Quote, without change, all of the lines that follow.
### SUPPLIED RECORDS
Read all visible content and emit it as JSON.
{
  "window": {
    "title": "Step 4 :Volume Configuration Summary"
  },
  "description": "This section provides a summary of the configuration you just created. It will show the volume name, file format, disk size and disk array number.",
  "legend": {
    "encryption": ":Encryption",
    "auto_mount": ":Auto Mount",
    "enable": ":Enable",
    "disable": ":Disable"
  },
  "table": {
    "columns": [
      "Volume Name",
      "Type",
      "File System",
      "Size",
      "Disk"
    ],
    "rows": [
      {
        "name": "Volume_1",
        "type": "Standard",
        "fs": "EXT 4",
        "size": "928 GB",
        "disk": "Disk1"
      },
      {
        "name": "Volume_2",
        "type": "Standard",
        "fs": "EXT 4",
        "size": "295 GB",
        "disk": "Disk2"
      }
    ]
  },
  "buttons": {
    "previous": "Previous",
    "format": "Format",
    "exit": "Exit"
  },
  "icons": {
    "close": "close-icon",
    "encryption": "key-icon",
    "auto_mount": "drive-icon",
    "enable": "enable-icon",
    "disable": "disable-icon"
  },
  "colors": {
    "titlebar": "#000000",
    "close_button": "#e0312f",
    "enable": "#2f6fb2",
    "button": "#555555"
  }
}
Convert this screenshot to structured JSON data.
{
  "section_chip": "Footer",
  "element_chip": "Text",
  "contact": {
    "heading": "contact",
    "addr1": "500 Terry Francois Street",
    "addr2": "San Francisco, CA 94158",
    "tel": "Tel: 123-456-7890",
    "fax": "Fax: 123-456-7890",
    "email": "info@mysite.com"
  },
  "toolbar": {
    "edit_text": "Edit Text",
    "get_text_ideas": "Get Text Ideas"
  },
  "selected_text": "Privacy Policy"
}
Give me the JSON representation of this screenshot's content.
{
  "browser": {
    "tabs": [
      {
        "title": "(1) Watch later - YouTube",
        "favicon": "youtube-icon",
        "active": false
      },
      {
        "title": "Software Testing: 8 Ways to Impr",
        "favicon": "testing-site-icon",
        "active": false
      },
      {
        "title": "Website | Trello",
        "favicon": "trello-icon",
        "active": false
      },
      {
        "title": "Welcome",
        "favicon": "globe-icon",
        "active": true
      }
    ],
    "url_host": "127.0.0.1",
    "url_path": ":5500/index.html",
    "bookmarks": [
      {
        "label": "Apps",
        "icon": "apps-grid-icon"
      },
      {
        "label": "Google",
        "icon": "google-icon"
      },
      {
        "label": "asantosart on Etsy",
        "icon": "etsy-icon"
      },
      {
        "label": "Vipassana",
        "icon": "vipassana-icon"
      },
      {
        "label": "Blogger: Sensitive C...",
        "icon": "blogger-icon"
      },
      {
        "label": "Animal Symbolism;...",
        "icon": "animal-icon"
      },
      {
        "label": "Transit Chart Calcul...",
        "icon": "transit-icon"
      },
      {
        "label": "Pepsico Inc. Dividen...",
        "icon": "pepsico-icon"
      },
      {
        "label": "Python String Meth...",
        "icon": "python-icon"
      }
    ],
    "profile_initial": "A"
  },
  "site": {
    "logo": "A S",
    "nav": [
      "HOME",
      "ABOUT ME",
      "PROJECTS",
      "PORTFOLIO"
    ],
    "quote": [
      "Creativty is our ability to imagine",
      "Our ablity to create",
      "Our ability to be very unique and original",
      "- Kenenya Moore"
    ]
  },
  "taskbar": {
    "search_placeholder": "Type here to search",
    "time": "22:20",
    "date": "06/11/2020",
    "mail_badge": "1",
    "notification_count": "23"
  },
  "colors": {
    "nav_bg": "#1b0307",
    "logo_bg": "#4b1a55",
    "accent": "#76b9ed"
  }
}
######
**RESPONSE TO THIS TASK**.
Read all visible content and emit it as JSON.
{
  "window": {
    "title": "Step 4 :Volume Configuration Summary"
  },
  "description": "This section provides a summary of the configuration you just created. It will show the volume name, file format, disk size and disk array number.",
  "legend": {
    "encryption": ":Encryption",
    "auto_mount": ":Auto Mount",
    "enable": ":Enable",
    "disable": ":Disable"
  },
  "table": {
    "columns": [
      "Volume Name",
      "Type",
      "File System",
      "Size",
      "Disk"
    ],
    "rows": [
      {
        "name": "Volume_1",
        "type": "Standard",
        "fs": "EXT 4",
        "size": "928 GB",
        "disk": "Disk1"
      },
      {
        "name": "Volume_2",
        "type": "Standard",
        "fs": "EXT 4",
        "size": "295 GB",
        "disk": "Disk2"
      }
    ]
  },
  "buttons": {
    "previous": "Previous",
    "format": "Format",
    "exit": "Exit"
  },
  "icons": {
    "close": "close-icon",
    "encryption": "key-icon",
    "auto_mount": "drive-icon",
    "enable": "enable-icon",
    "disable": "disable-icon"
  },
  "colors": {
    "titlebar": "#000000",
    "close_button": "#e0312f",
    "enable": "#2f6fb2",
    "button": "#555555"
  }
}
Convert this screenshot to structured JSON data.
{
  "section_chip": "Footer",
  "element_chip": "Text",
  "contact": {
    "heading": "contact",
    "addr1": "500 Terry Francois Street",
    "addr2": "San Francisco, CA 94158",
    "tel": "Tel: 123-456-7890",
    "fax": "Fax: 123-456-7890",
    "email": "info@mysite.com"
  },
  "toolbar": {
    "edit_text": "Edit Text",
    "get_text_ideas": "Get Text Ideas"
  },
  "selected_text": "Privacy Policy"
}
Give me the JSON representation of this screenshot's content.
{
  "browser": {
    "tabs": [
      {
        "title": "(1) Watch later - YouTube",
        "favicon": "youtube-icon",
        "active": false
      },
      {
        "title": "Software Testing: 8 Ways to Impr",
        "favicon": "testing-site-icon",
        "active": false
      },
      {
        "title": "Website | Trello",
        "favicon": "trello-icon",
        "active": false
      },
      {
        "title": "Welcome",
        "favicon": "globe-icon",
        "active": true
      }
    ],
    "url_host": "127.0.0.1",
    "url_path": ":5500/index.html",
    "bookmarks": [
      {
        "label": "Apps",
        "icon": "apps-grid-icon"
      },
      {
        "label": "Google",
        "icon": "google-icon"
      },
      {
        "label": "asantosart on Etsy",
        "icon": "etsy-icon"
      },
      {
        "label": "Vipassana",
        "icon": "vipassana-icon"
      },
      {
        "label": "Blogger: Sensitive C...",
        "icon": "blogger-icon"
      },
      {
        "label": "Animal Symbolism;...",
        "icon": "animal-icon"
      },
      {
        "label": "Transit Chart Calcul...",
        "icon": "transit-icon"
      },
      {
        "label": "Pepsico Inc. Dividen...",
        "icon": "pepsico-icon"
      },
      {
        "label": "Python String Meth...",
        "icon": "python-icon"
      }
    ],
    "profile_initial": "A"
  },
  "site": {
    "logo": "A S",
    "nav": [
      "HOME",
      "ABOUT ME",
      "PROJECTS",
      "PORTFOLIO"
    ],
    "quote": [
      "Creativty is our ability to imagine",
      "Our ablity to create",
      "Our ability to be very unique and original",
      "- Kenenya Moore"
    ]
  },
  "taskbar": {
    "search_placeholder": "Type here to search",
    "time": "22:20",
    "date": "06/11/2020",
    "mail_badge": "1",
    "notification_count": "23"
  },
  "colors": {
    "nav_bg": "#1b0307",
    "logo_bg": "#4b1a55",
    "accent": "#76b9ed"
  }
}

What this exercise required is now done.